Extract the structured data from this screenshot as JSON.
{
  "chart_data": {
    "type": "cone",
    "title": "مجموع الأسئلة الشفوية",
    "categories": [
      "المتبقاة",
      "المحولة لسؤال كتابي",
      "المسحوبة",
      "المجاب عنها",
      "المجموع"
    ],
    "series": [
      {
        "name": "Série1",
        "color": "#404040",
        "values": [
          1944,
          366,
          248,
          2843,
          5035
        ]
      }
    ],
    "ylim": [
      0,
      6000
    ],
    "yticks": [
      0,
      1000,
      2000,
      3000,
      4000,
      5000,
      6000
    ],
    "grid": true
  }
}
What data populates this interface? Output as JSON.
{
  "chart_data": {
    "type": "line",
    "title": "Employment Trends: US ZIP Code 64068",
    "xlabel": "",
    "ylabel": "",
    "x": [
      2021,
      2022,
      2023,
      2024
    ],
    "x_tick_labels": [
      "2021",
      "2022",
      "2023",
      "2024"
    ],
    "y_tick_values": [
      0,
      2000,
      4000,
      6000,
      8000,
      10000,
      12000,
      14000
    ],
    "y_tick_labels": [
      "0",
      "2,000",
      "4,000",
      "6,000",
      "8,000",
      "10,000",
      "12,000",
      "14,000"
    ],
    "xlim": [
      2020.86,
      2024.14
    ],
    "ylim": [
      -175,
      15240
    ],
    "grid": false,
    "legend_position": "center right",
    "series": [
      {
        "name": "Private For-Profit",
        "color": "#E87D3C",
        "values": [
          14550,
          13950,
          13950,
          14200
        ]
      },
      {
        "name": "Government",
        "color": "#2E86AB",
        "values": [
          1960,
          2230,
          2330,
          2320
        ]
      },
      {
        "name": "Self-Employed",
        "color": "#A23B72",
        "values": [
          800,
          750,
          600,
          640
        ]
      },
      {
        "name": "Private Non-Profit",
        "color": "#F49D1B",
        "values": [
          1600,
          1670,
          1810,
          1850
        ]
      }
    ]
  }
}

○ ○ ○ ○ ○ ○ ○

**STATED TASK**. Write out the records above again, keeping each one identical to the original.

**EXPECTED OUTPUT**.
Extract the structured data from this screenshot as JSON.
{
  "chart_data": {
    "type": "cone",
    "title": "مجموع الأسئلة الشفوية",
    "categories": [
      "المتبقاة",
      "المحولة لسؤال كتابي",
      "المسحوبة",
      "المجاب عنها",
      "المجموع"
    ],
    "series": [
      {
        "name": "Série1",
        "color": "#404040",
        "values": [
          1944,
          366,
          248,
          2843,
          5035
        ]
      }
    ],
    "ylim": [
      0,
      6000
    ],
    "yticks": [
      0,
      1000,
      2000,
      3000,
      4000,
      5000,
      6000
    ],
    "grid": true
  }
}
What data populates this interface? Output as JSON.
{
  "chart_data": {
    "type": "line",
    "title": "Employment Trends: US ZIP Code 64068",
    "xlabel": "",
    "ylabel": "",
    "x": [
      2021,
      2022,
      2023,
      2024
    ],
    "x_tick_labels": [
      "2021",
      "2022",
      "2023",
      "2024"
    ],
    "y_tick_values": [
      0,
      2000,
      4000,
      6000,
      8000,
      10000,
      12000,
      14000
    ],
    "y_tick_labels": [
      "0",
      "2,000",
      "4,000",
      "6,000",
      "8,000",
      "10,000",
      "12,000",
      "14,000"
    ],
    "xlim": [
      2020.86,
      2024.14
    ],
    "ylim": [
      -175,
      15240
    ],
    "grid": false,
    "legend_position": "center right",
    "series": [
      {
        "name": "Private For-Profit",
        "color": "#E87D3C",
        "values": [
          14550,
          13950,
          13950,
          14200
        ]
      },
      {
        "name": "Government",
        "color": "#2E86AB",
        "values": [
          1960,
          2230,
          2330,
          2320
        ]
      },
      {
        "name": "Self-Employed",
        "color": "#A23B72",
        "values": [
          800,
          750,
          600,
          640
        ]
      },
      {
        "name": "Private Non-Profit",
        "color": "#F49D1B",
        "values": [
          1600,
          1670,
          1810,
          1850
        ]
      }
    ]
  }
}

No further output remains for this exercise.